How to complete this task -
Continue the profile of the English cricketer Luke Wood, which appears below, from the point where it stops.

Document passage -
◆ ◆ ◆ ◆ ◆ ◆ ◆
Personal information
- Born: 2 August 1995 (age 31) Sheffield, South Yorkshire, England
- Batting: Left-handed
- Bowling: Left-arm fast-medium
- Role: Bowler

International information
- National side: England (2022-present);
- ODI debut (cap 266): 17 November 2022 v Australia
- Last ODI: 26 October 2025 v New Zealand
- T20I debut (cap 96): 20 September 2022 v Pakistan
- Last T20I: 1 July 2026 v India

Domestic team information
- 2014–2019: Nottinghamshire
- 2018: Worcestershire
- 2019: Northamptonshire
- 2020–present: Lancashire
- 2021–2024: Trent Rockets
- 2022/23: Melbourne Stars
- 2023: Sylhet Strikers
- 2024–present: Peshawar Zalmi
- 2024: Khulna Tigers
- 2024: Mumbai Indians
- 2025: London Spirit
- 2026: Gujarat Titans
- 2025/26: Adelaide Strikers
- 2026: Southern Brave

Career statistics
| Competition | ODI | T20I | FC | LA |
| Matches | 3 | 17 | 62 | 7 |
| Runs scored | 15 | 4 | 1,884 | 88 |
| Batting average | 15.00 | 4.00 | 25.45 | 44.00 |
| 100s/50s | 0/0 | 0/0 | 2/7 | 0/1 |
| Top score | 10 | 3 | 119 | 52 |
| Balls bowled | 108 | 306 | 8,391 | 234 |
| Wickets | 1 | 19 | 137 | 6 |
| Bowling average | 113.00 | 24.31 | 35.40 | 39.66 |
| 5 wickets in innings | 0 | 0 | 3 | 0 |
| 10 wickets in match | 0 | 0 | 0 | 0 |
| Best bowling | 1/54 | 3/24 | 5/40 | 2/36 |
| Catches/stumpings | 0/– | 7/– | 19/– | 0/– |

Medal record
Men's Cricket
Representing England
ICC Men's T20 World Cup
| Winner | 2022 Australia |  |
- Source: ESPNcricinfo, 1 July 2026

= Luke Wood (cricketer) =

English cricketer (born 1995)
◆ ◆ ◆ ◆ ◆ ◆ ◆
Records supplied -

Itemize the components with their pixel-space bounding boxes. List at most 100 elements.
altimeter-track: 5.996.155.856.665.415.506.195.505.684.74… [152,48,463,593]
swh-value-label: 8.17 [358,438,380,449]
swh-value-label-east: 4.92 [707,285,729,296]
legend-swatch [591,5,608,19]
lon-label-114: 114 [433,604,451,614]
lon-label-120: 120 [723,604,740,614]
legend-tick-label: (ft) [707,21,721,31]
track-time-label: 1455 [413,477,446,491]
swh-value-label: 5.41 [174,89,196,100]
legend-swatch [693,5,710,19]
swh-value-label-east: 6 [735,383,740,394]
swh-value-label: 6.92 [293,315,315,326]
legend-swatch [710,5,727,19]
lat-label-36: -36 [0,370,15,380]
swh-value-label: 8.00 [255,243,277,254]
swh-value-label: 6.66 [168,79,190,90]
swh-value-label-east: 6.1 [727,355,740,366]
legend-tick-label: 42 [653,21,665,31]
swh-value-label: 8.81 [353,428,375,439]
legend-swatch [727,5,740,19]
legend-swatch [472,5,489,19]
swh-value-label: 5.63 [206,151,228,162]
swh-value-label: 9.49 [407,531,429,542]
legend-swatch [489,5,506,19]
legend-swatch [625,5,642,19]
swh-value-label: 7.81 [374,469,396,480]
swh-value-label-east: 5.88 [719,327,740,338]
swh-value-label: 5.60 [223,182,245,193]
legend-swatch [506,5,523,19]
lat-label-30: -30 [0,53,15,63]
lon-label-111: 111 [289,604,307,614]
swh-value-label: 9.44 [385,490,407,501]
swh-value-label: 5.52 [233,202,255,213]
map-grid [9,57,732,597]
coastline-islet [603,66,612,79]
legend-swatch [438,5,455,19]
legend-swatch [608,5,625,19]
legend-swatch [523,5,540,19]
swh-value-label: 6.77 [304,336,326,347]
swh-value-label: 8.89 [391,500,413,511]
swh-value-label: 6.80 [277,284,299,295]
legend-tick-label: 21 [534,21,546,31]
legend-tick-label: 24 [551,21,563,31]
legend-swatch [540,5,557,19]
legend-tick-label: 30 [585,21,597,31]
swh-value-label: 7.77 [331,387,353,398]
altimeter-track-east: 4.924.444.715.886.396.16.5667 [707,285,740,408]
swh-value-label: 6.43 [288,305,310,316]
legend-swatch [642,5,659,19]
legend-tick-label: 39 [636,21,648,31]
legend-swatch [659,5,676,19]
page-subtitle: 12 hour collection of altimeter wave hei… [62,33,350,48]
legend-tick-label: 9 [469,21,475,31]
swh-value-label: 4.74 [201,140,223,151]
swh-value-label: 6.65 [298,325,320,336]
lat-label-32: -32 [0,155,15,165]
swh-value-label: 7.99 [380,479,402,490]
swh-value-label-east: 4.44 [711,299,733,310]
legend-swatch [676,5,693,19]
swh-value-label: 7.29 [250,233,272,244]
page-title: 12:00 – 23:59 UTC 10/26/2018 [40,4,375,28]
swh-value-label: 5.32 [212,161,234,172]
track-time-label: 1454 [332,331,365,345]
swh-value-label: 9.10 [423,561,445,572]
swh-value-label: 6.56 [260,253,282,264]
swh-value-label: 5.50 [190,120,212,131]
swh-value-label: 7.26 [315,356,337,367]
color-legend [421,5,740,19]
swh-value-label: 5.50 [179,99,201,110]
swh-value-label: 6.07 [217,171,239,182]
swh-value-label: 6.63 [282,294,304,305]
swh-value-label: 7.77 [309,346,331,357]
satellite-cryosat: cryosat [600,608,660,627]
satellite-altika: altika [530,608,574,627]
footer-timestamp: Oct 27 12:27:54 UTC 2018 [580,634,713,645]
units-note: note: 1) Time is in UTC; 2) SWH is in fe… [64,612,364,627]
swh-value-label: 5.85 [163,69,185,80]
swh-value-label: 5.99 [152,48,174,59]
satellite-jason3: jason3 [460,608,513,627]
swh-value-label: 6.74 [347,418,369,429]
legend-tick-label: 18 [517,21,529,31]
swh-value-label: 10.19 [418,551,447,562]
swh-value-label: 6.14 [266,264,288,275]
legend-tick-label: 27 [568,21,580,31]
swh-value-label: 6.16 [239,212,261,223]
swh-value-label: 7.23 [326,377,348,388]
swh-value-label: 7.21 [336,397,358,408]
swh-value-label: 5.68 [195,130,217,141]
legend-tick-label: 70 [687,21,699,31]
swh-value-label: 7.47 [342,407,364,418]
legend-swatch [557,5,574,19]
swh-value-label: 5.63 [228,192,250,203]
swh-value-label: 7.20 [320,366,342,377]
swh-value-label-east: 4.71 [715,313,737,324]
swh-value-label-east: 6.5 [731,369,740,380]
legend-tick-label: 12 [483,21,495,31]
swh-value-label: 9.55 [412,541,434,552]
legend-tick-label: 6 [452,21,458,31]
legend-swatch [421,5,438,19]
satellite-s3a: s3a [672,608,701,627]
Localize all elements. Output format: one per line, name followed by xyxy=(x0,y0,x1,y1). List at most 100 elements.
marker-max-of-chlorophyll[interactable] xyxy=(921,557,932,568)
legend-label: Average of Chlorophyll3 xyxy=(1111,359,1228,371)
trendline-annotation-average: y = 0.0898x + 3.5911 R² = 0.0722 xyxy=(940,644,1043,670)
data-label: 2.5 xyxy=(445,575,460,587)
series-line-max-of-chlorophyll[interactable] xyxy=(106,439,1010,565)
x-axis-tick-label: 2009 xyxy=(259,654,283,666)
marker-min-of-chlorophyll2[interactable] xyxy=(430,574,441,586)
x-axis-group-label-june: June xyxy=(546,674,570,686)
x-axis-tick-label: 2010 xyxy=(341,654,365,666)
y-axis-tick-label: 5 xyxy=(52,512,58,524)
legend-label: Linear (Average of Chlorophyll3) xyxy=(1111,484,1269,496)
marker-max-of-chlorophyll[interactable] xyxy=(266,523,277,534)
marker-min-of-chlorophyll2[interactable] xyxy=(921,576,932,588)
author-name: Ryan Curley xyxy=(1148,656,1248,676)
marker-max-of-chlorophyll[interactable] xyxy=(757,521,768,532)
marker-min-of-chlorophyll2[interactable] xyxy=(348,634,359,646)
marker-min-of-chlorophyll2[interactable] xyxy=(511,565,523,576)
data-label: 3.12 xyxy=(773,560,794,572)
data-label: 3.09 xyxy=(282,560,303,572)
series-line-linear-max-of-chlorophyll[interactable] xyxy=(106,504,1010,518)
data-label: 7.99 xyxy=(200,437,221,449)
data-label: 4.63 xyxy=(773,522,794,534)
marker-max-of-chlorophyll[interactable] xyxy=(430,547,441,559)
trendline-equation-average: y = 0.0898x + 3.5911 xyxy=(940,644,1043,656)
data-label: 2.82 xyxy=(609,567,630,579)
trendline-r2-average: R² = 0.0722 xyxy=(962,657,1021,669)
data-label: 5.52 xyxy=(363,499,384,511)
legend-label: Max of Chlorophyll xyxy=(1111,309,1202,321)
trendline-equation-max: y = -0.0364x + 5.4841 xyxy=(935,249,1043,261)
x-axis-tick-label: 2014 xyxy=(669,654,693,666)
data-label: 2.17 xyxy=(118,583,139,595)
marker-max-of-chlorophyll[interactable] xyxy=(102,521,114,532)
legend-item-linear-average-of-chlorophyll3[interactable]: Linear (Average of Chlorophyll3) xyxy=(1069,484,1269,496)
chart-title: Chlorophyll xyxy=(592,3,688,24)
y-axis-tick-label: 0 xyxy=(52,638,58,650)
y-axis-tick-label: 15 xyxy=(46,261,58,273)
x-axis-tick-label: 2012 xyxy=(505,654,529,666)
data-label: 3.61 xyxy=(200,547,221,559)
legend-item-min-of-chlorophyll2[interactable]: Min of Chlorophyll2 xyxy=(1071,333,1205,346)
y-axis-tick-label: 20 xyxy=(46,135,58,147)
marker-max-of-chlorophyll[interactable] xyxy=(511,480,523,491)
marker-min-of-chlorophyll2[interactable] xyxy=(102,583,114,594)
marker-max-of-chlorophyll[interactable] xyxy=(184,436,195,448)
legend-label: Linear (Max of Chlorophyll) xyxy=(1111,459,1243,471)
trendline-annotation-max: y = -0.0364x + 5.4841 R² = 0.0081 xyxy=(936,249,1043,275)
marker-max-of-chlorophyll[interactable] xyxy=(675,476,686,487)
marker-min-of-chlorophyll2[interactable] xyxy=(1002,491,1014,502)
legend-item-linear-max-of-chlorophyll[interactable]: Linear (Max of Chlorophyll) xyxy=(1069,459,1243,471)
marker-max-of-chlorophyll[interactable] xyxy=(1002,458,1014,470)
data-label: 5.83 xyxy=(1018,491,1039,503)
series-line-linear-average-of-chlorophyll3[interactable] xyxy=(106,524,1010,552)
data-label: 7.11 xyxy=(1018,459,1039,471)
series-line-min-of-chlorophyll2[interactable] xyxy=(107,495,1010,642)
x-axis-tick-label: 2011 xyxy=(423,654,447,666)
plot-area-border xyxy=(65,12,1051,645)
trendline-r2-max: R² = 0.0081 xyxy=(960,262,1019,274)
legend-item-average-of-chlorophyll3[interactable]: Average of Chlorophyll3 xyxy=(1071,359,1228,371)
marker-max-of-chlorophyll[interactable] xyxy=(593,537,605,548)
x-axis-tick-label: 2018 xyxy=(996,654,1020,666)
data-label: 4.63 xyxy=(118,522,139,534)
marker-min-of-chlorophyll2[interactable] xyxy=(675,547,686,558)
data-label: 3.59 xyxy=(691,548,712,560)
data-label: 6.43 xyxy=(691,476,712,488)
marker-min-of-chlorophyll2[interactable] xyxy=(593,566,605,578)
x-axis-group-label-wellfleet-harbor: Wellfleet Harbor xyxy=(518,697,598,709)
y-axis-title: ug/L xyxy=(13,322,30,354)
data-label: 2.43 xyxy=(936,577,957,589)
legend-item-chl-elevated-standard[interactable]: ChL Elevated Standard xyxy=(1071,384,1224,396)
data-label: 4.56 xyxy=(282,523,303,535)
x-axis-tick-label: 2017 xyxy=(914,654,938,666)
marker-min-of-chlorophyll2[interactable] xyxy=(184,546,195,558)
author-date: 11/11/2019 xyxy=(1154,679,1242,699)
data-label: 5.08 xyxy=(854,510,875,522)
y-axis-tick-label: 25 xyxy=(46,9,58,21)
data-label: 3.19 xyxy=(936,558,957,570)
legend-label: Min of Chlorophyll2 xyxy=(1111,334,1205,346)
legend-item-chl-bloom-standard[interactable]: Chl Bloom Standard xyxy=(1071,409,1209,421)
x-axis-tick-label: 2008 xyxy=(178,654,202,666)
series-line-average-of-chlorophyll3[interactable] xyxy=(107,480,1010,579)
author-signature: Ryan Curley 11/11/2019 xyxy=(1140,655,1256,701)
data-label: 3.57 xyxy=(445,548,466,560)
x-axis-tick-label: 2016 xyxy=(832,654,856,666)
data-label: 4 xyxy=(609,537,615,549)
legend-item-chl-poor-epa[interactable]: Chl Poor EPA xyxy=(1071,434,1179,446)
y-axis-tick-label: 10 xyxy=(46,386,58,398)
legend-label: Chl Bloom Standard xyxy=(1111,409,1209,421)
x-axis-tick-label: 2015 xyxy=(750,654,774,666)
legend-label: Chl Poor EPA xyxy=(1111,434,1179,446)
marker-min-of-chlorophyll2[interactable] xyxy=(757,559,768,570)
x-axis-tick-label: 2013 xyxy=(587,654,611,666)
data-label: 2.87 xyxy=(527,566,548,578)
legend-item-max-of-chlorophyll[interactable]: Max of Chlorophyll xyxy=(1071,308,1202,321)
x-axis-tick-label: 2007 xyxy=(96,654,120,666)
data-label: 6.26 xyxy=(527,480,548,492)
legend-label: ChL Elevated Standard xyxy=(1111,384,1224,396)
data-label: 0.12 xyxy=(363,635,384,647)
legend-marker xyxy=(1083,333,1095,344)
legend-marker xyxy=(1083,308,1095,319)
◆ ◆ ◆ ◆ ◆ ◆ ◆
Final answer -
Luke Wood (born 2 August 1995) is an English cricketer who plays for England and Lancashire. Primarily a left-arm fast-medium bowler, he also bats left-handed. He made his first-class debut for Nottinghamshire against Sussex in September 2014. He made his international debut in 2022

In April 2022, he was bought by the Trent Rockets for the 2022 season of The Hundred. The following month, Wood was named in England's One Day International (ODI) squad for their series against the Netherlands. In September 2022, he was named in the England's T20I squad for the series against Pakistan. He made his T20I debut on 20 September 2022, against Pakistan. Wood made his ODI debut on 17 November 2022, against Australia.

In the BPL 2022–23, he was taken by Sylhet Strikers franchise. He played a crucial part in the Qualifier 2 conceding just 3 runs in the penultimate over helping Sylhet reach the final of BPL 2023.

On 18 March 2024, he was signed as a replacement for the injured Jason Behrendorff by Mumbai Indians for ₹50 lakh.

On 21 March 2025, it was announced that Wood had been signed by ECB, Lincolnshire Premier League side Woodhall Spa Cricket Club, when not on white-ball duty.